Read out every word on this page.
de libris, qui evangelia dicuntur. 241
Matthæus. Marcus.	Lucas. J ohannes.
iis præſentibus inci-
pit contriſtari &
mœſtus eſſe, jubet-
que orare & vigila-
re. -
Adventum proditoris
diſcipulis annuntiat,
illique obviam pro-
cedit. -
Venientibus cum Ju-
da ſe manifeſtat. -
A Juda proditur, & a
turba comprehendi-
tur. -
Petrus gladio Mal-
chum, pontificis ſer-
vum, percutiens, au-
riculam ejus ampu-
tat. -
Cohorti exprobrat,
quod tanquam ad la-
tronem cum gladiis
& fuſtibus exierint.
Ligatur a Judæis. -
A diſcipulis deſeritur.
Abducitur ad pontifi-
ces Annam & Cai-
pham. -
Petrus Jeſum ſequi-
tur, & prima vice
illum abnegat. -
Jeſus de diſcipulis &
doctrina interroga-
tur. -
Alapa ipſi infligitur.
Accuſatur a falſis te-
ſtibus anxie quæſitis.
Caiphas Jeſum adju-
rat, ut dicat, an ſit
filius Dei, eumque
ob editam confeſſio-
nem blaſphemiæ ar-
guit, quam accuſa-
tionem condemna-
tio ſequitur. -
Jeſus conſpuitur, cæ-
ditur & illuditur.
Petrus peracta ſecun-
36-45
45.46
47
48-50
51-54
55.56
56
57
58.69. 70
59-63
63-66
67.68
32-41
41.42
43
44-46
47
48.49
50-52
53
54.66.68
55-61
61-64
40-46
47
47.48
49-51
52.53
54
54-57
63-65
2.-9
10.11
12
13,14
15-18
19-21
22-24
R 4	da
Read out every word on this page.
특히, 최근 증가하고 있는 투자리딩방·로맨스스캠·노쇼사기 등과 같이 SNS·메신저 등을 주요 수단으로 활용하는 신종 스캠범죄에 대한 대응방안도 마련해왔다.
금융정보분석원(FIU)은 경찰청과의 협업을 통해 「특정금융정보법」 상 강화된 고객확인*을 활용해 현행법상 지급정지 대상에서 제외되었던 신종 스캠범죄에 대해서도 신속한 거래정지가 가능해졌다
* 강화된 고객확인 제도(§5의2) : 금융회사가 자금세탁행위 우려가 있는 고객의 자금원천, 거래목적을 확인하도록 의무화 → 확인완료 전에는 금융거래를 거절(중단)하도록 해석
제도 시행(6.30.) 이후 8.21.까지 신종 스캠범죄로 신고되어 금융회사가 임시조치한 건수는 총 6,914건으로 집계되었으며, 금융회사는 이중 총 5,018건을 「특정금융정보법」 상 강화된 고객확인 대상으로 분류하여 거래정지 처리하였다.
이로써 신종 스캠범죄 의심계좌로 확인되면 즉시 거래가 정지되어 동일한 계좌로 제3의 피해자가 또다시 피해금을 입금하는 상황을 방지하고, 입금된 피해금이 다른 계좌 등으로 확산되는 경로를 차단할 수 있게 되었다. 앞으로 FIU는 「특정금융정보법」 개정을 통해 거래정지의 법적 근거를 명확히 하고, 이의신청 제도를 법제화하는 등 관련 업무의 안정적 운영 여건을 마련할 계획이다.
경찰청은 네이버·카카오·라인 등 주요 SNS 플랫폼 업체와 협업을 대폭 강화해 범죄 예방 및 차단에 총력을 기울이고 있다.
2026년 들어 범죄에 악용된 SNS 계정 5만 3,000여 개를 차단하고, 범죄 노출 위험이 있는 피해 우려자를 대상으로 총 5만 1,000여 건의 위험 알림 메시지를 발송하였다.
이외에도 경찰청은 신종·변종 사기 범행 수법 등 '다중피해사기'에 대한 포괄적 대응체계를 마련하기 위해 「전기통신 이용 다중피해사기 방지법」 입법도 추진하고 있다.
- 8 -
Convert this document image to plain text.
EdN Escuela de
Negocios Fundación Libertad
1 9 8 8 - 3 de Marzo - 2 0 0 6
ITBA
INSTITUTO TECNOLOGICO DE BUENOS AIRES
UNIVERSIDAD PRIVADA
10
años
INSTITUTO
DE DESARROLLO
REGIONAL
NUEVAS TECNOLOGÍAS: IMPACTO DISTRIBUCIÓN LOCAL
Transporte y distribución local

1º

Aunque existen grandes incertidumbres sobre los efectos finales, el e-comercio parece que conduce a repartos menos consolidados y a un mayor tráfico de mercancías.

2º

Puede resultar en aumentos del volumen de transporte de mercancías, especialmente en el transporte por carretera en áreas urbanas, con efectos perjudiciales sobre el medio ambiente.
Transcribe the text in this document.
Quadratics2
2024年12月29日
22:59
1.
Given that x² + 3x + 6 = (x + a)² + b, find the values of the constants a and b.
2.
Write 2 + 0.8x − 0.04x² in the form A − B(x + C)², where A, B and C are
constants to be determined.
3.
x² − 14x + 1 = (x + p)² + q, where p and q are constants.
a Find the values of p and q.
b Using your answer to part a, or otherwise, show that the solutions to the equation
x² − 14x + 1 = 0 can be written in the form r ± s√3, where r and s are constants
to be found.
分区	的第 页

**EXERCISE OBJECTIVE**
Print again each line of the listing above, exactly as it appears.

**RESULT OF THE EXERCISE**
Read out every word on this page.
de libris, qui evangelia dicuntur. 241
Matthæus. Marcus.	Lucas. J ohannes.
iis præſentibus inci-
pit contriſtari &
mœſtus eſſe, jubet-
que orare & vigila-
re. -
Adventum proditoris
diſcipulis annuntiat,
illique obviam pro-
cedit. -
Venientibus cum Ju-
da ſe manifeſtat. -
A Juda proditur, & a
turba comprehendi-
tur. -
Petrus gladio Mal-
chum, pontificis ſer-
vum, percutiens, au-
riculam ejus ampu-
tat. -
Cohorti exprobrat,
quod tanquam ad la-
tronem cum gladiis
& fuſtibus exierint.
Ligatur a Judæis. -
A diſcipulis deſeritur.
Abducitur ad pontifi-
ces Annam & Cai-
pham. -
Petrus Jeſum ſequi-
tur, & prima vice
illum abnegat. -
Jeſus de diſcipulis &
doctrina interroga-
tur. -
Alapa ipſi infligitur.
Accuſatur a falſis te-
ſtibus anxie quæſitis.
Caiphas Jeſum adju-
rat, ut dicat, an ſit
filius Dei, eumque
ob editam confeſſio-
nem blaſphemiæ ar-
guit, quam accuſa-
tionem condemna-
tio ſequitur. -
Jeſus conſpuitur, cæ-
ditur & illuditur.
Petrus peracta ſecun-
36-45
45.46
47
48-50
51-54
55.56
56
57
58.69. 70
59-63
63-66
67.68
32-41
41.42
43
44-46
47
48.49
50-52
53
54.66.68
55-61
61-64
40-46
47
47.48
49-51
52.53
54
54-57
63-65
2.-9
10.11
12
13,14
15-18
19-21
22-24
R 4	da
Read out every word on this page.
특히, 최근 증가하고 있는 투자리딩방·로맨스스캠·노쇼사기 등과 같이 SNS·메신저 등을 주요 수단으로 활용하는 신종 스캠범죄에 대한 대응방안도 마련해왔다.
금융정보분석원(FIU)은 경찰청과의 협업을 통해 「특정금융정보법」 상 강화된 고객확인*을 활용해 현행법상 지급정지 대상에서 제외되었던 신종 스캠범죄에 대해서도 신속한 거래정지가 가능해졌다
* 강화된 고객확인 제도(§5의2) : 금융회사가 자금세탁행위 우려가 있는 고객의 자금원천, 거래목적을 확인하도록 의무화 → 확인완료 전에는 금융거래를 거절(중단)하도록 해석
제도 시행(6.30.) 이후 8.21.까지 신종 스캠범죄로 신고되어 금융회사가 임시조치한 건수는 총 6,914건으로 집계되었으며, 금융회사는 이중 총 5,018건을 「특정금융정보법」 상 강화된 고객확인 대상으로 분류하여 거래정지 처리하였다.
이로써 신종 스캠범죄 의심계좌로 확인되면 즉시 거래가 정지되어 동일한 계좌로 제3의 피해자가 또다시 피해금을 입금하는 상황을 방지하고, 입금된 피해금이 다른 계좌 등으로 확산되는 경로를 차단할 수 있게 되었다. 앞으로 FIU는 「특정금융정보법」 개정을 통해 거래정지의 법적 근거를 명확히 하고, 이의신청 제도를 법제화하는 등 관련 업무의 안정적 운영 여건을 마련할 계획이다.
경찰청은 네이버·카카오·라인 등 주요 SNS 플랫폼 업체와 협업을 대폭 강화해 범죄 예방 및 차단에 총력을 기울이고 있다.
2026년 들어 범죄에 악용된 SNS 계정 5만 3,000여 개를 차단하고, 범죄 노출 위험이 있는 피해 우려자를 대상으로 총 5만 1,000여 건의 위험 알림 메시지를 발송하였다.
이외에도 경찰청은 신종·변종 사기 범행 수법 등 '다중피해사기'에 대한 포괄적 대응체계를 마련하기 위해 「전기통신 이용 다중피해사기 방지법」 입법도 추진하고 있다.
- 8 -
Convert this document image to plain text.
EdN Escuela de
Negocios Fundación Libertad
1 9 8 8 - 3 de Marzo - 2 0 0 6
ITBA
INSTITUTO TECNOLOGICO DE BUENOS AIRES
UNIVERSIDAD PRIVADA
10
años
INSTITUTO
DE DESARROLLO
REGIONAL
NUEVAS TECNOLOGÍAS: IMPACTO DISTRIBUCIÓN LOCAL
Transporte y distribución local

1º

Aunque existen grandes incertidumbres sobre los efectos finales, el e-comercio parece que conduce a repartos menos consolidados y a un mayor tráfico de mercancías.

2º

Puede resultar en aumentos del volumen de transporte de mercancías, especialmente en el transporte por carretera en áreas urbanas, con efectos perjudiciales sobre el medio ambiente.
Transcribe the text in this document.
Quadratics2
2024年12月29日
22:59
1.
Given that x² + 3x + 6 = (x + a)² + b, find the values of the constants a and b.
2.
Write 2 + 0.8x − 0.04x² in the form A − B(x + C)², where A, B and C are
constants to be determined.
3.
x² − 14x + 1 = (x + p)² + q, where p and q are constants.
a Find the values of p and q.
b Using your answer to part a, or otherwise, show that the solutions to the equation
x² − 14x + 1 = 0 can be written in the form r ± s√3, where r and s are constants
to be found.
分区	的第 页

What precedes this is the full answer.